** START Records provided **

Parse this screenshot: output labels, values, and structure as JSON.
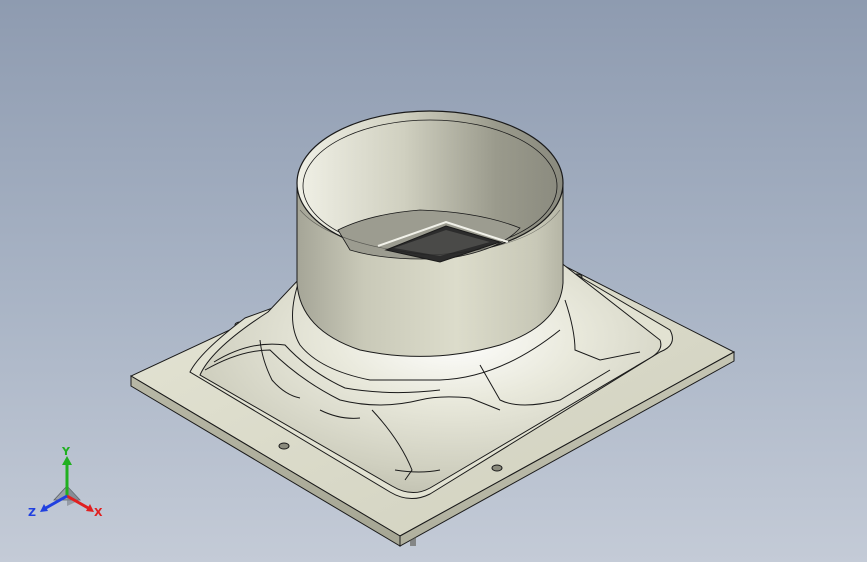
{
  "triad": {
    "x_label": "X",
    "y_label": "Y",
    "z_label": "Z",
    "x_color": "#e02020",
    "y_color": "#20b020",
    "z_color": "#2040e0"
  },
  "colors": {
    "background_top": "#8e9bb0",
    "background_bottom": "#c4cbd7",
    "plate": "#d8d8c8",
    "body": "#d4d3c2",
    "edge": "#1a1a1a"
  }
}
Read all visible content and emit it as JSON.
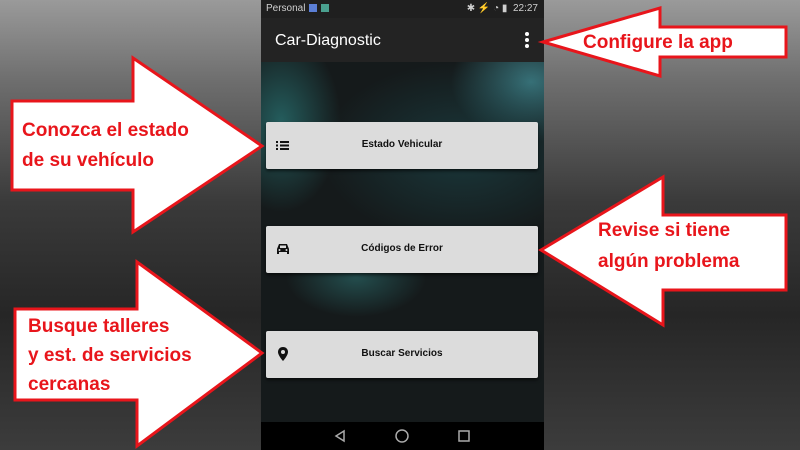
{
  "status_bar": {
    "carrier": "Personal",
    "right_icons": "✱ ⚡ ◔ ▮",
    "time": "22:27"
  },
  "app_bar": {
    "title": "Car-Diagnostic",
    "menu_icon": "more-vert-icon"
  },
  "buttons": [
    {
      "label": "Estado Vehicular",
      "icon": "list-icon"
    },
    {
      "label": "Códigos de Error",
      "icon": "car-icon"
    },
    {
      "label": "Buscar Servicios",
      "icon": "location-pin-icon"
    }
  ],
  "nav_bar": {
    "icons": [
      "back-icon",
      "home-icon",
      "recents-icon"
    ]
  },
  "annotations": {
    "configure": "Configure la app",
    "estado_line1": "Conozca el estado",
    "estado_line2": "de su vehículo",
    "errores_line1": "Revise si tiene",
    "errores_line2": "algún problema",
    "servicios_line1": "Busque talleres",
    "servicios_line2": "y est. de servicios",
    "servicios_line3": "cercanas"
  },
  "colors": {
    "annotation_text": "#e8151b",
    "annotation_arrow_stroke": "#e8151b",
    "arrow_fill": "#ffffff",
    "button": "#dcdcdc",
    "app_bar": "#232323"
  }
}
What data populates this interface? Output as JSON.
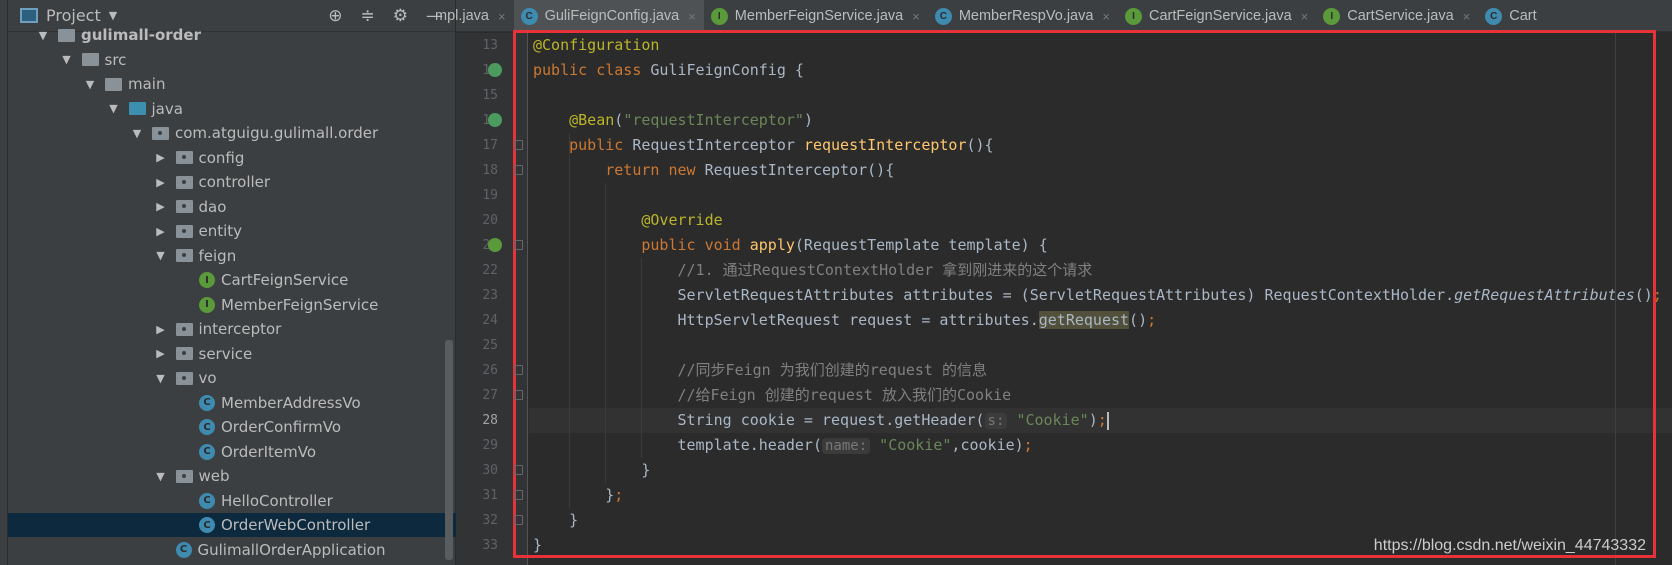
{
  "sidebar": {
    "title": "Project",
    "tree": [
      {
        "label": "gulimall-order",
        "depth": 0,
        "kind": "module",
        "open": true,
        "bold": true
      },
      {
        "label": "src",
        "depth": 1,
        "kind": "folder",
        "open": true
      },
      {
        "label": "main",
        "depth": 2,
        "kind": "folder",
        "open": true
      },
      {
        "label": "java",
        "depth": 3,
        "kind": "src",
        "open": true
      },
      {
        "label": "com.atguigu.gulimall.order",
        "depth": 4,
        "kind": "pkg",
        "open": true
      },
      {
        "label": "config",
        "depth": 5,
        "kind": "pkg",
        "open": false
      },
      {
        "label": "controller",
        "depth": 5,
        "kind": "pkg",
        "open": false
      },
      {
        "label": "dao",
        "depth": 5,
        "kind": "pkg",
        "open": false
      },
      {
        "label": "entity",
        "depth": 5,
        "kind": "pkg",
        "open": false
      },
      {
        "label": "feign",
        "depth": 5,
        "kind": "pkg",
        "open": true
      },
      {
        "label": "CartFeignService",
        "depth": 6,
        "kind": "interface"
      },
      {
        "label": "MemberFeignService",
        "depth": 6,
        "kind": "interface"
      },
      {
        "label": "interceptor",
        "depth": 5,
        "kind": "pkg",
        "open": false
      },
      {
        "label": "service",
        "depth": 5,
        "kind": "pkg",
        "open": false
      },
      {
        "label": "vo",
        "depth": 5,
        "kind": "pkg",
        "open": true
      },
      {
        "label": "MemberAddressVo",
        "depth": 6,
        "kind": "class"
      },
      {
        "label": "OrderConfirmVo",
        "depth": 6,
        "kind": "class"
      },
      {
        "label": "OrderItemVo",
        "depth": 6,
        "kind": "class"
      },
      {
        "label": "web",
        "depth": 5,
        "kind": "pkg",
        "open": true
      },
      {
        "label": "HelloController",
        "depth": 6,
        "kind": "class"
      },
      {
        "label": "OrderWebController",
        "depth": 6,
        "kind": "class",
        "selected": true
      },
      {
        "label": "GulimallOrderApplication",
        "depth": 5,
        "kind": "class"
      }
    ]
  },
  "tabs": [
    {
      "label": "mpl.java",
      "kind": "none"
    },
    {
      "label": "GuliFeignConfig.java",
      "kind": "class",
      "active": true
    },
    {
      "label": "MemberFeignService.java",
      "kind": "interface"
    },
    {
      "label": "MemberRespVo.java",
      "kind": "class"
    },
    {
      "label": "CartFeignService.java",
      "kind": "interface"
    },
    {
      "label": "CartService.java",
      "kind": "interface"
    },
    {
      "label": "Cart",
      "kind": "class"
    }
  ],
  "editor": {
    "current_line": 28,
    "lines": [
      {
        "n": 13,
        "t": [
          [
            "@Configuration",
            "an"
          ]
        ]
      },
      {
        "n": 14,
        "t": [
          [
            "public class ",
            "kw"
          ],
          [
            "GuliFeignConfig",
            ""
          ],
          [
            " {",
            ""
          ]
        ]
      },
      {
        "n": 15,
        "t": []
      },
      {
        "n": 16,
        "t": [
          [
            "    @Bean",
            "an"
          ],
          [
            "(",
            ""
          ],
          [
            "\"requestInterceptor\"",
            "st"
          ],
          [
            ")",
            ""
          ]
        ]
      },
      {
        "n": 17,
        "t": [
          [
            "    public ",
            "kw"
          ],
          [
            "RequestInterceptor ",
            ""
          ],
          [
            "requestInterceptor",
            "md"
          ],
          [
            "(){",
            ""
          ]
        ]
      },
      {
        "n": 18,
        "t": [
          [
            "        return new ",
            "kw"
          ],
          [
            "RequestInterceptor(){",
            ""
          ]
        ]
      },
      {
        "n": 19,
        "t": []
      },
      {
        "n": 20,
        "t": [
          [
            "            @Override",
            "an"
          ]
        ]
      },
      {
        "n": 21,
        "t": [
          [
            "            public void ",
            "kw"
          ],
          [
            "apply",
            "md"
          ],
          [
            "(RequestTemplate template) {",
            ""
          ]
        ]
      },
      {
        "n": 22,
        "t": [
          [
            "                //1. 通过RequestContextHolder 拿到刚进来的这个请求",
            "cm"
          ]
        ]
      },
      {
        "n": 23,
        "t": [
          [
            "                ServletRequestAttributes attributes = (ServletRequestAttributes) RequestContextHolder.",
            ""
          ],
          [
            "getRequestAttributes",
            "it"
          ],
          [
            "()",
            ""
          ],
          [
            ";",
            "kw"
          ]
        ]
      },
      {
        "n": 24,
        "t": [
          [
            "                HttpServletRequest request = attributes.",
            ""
          ],
          [
            "getRequest",
            "hl"
          ],
          [
            "()",
            ""
          ],
          [
            ";",
            "kw"
          ]
        ]
      },
      {
        "n": 25,
        "t": []
      },
      {
        "n": 26,
        "t": [
          [
            "                //同步Feign 为我们创建的request 的信息",
            "cm"
          ]
        ]
      },
      {
        "n": 27,
        "t": [
          [
            "                //给Feign 创建的request 放入我们的Cookie",
            "cm"
          ]
        ]
      },
      {
        "n": 28,
        "t": [
          [
            "                String cookie = request.getHeader(",
            ""
          ],
          [
            "s:",
            "hint"
          ],
          [
            " ",
            ""
          ],
          [
            "\"Cookie\"",
            "st"
          ],
          [
            ")",
            ""
          ],
          [
            ";",
            "kw"
          ]
        ]
      },
      {
        "n": 29,
        "t": [
          [
            "                template.header(",
            ""
          ],
          [
            "name:",
            "hint"
          ],
          [
            " ",
            ""
          ],
          [
            "\"Cookie\"",
            "st"
          ],
          [
            ",cookie)",
            ""
          ],
          [
            ";",
            "kw"
          ]
        ]
      },
      {
        "n": 30,
        "t": [
          [
            "            }",
            ""
          ]
        ]
      },
      {
        "n": 31,
        "t": [
          [
            "        }",
            ""
          ],
          [
            ";",
            "kw"
          ]
        ]
      },
      {
        "n": 32,
        "t": [
          [
            "    }",
            ""
          ]
        ]
      },
      {
        "n": 33,
        "t": [
          [
            "}",
            ""
          ]
        ]
      }
    ]
  },
  "watermark": "https://blog.csdn.net/weixin_44743332",
  "colors": {
    "highlight_box": "#e8323a",
    "accent": "#4a88c7"
  }
}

** END Records provided **

» **Prompt**: Extract every line above that contains the word "GuliFeignConfig".

» **Exercise solution**:
      "label": "GuliFeignConfig.java",
            "GuliFeignConfig",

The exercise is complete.